__WRITTEN EXERCISE__
Write out all of the lines below, exactly and completely.

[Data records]
§ §

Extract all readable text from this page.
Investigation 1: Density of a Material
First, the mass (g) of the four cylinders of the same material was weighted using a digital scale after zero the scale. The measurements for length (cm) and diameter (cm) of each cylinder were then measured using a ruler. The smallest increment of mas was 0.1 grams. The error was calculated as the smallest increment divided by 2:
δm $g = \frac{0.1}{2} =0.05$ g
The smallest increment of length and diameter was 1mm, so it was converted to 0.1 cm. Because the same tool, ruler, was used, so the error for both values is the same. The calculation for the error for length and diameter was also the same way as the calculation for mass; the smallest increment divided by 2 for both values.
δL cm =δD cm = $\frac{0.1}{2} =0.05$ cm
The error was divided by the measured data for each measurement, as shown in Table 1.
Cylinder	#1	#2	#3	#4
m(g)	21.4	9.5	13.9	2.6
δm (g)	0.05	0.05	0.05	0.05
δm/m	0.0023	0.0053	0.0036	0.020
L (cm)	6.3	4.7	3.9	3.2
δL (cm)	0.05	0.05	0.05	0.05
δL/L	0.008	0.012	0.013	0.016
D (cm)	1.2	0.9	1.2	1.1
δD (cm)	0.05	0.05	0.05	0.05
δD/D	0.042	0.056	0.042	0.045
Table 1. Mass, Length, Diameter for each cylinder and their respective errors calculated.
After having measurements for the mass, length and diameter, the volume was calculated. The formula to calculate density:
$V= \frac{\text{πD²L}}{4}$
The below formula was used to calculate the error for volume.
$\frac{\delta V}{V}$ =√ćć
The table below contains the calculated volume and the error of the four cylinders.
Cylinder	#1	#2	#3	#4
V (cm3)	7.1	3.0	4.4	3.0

§ §

__ANSWER__
Extract all readable text from this page.
Investigation 1: Density of a Material
First, the mass (g) of the four cylinders of the same material was weighted using a digital scale after zero the scale. The measurements for length (cm) and diameter (cm) of each cylinder were then measured using a ruler. The smallest increment of mas was 0.1 grams. The error was calculated as the smallest increment divided by 2:
δm $g = \frac{0.1}{2} =0.05$ g
The smallest increment of length and diameter was 1mm, so it was converted to 0.1 cm. Because the same tool, ruler, was used, so the error for both values is the same. The calculation for the error for length and diameter was also the same way as the calculation for mass; the smallest increment divided by 2 for both values.
δL cm =δD cm = $\frac{0.1}{2} =0.05$ cm
The error was divided by the measured data for each measurement, as shown in Table 1.
Cylinder	#1	#2	#3	#4
m(g)	21.4	9.5	13.9	2.6
δm (g)	0.05	0.05	0.05	0.05
δm/m	0.0023	0.0053	0.0036	0.020
L (cm)	6.3	4.7	3.9	3.2
δL (cm)	0.05	0.05	0.05	0.05
δL/L	0.008	0.012	0.013	0.016
D (cm)	1.2	0.9	1.2	1.1
δD (cm)	0.05	0.05	0.05	0.05
δD/D	0.042	0.056	0.042	0.045
Table 1. Mass, Length, Diameter for each cylinder and their respective errors calculated.
After having measurements for the mass, length and diameter, the volume was calculated. The formula to calculate density:
$V= \frac{\text{πD²L}}{4}$
The below formula was used to calculate the error for volume.
$\frac{\delta V}{V}$ =√ćć
The table below contains the calculated volume and the error of the four cylinders.
Cylinder	#1	#2	#3	#4
V (cm3)	7.1	3.0	4.4	3.0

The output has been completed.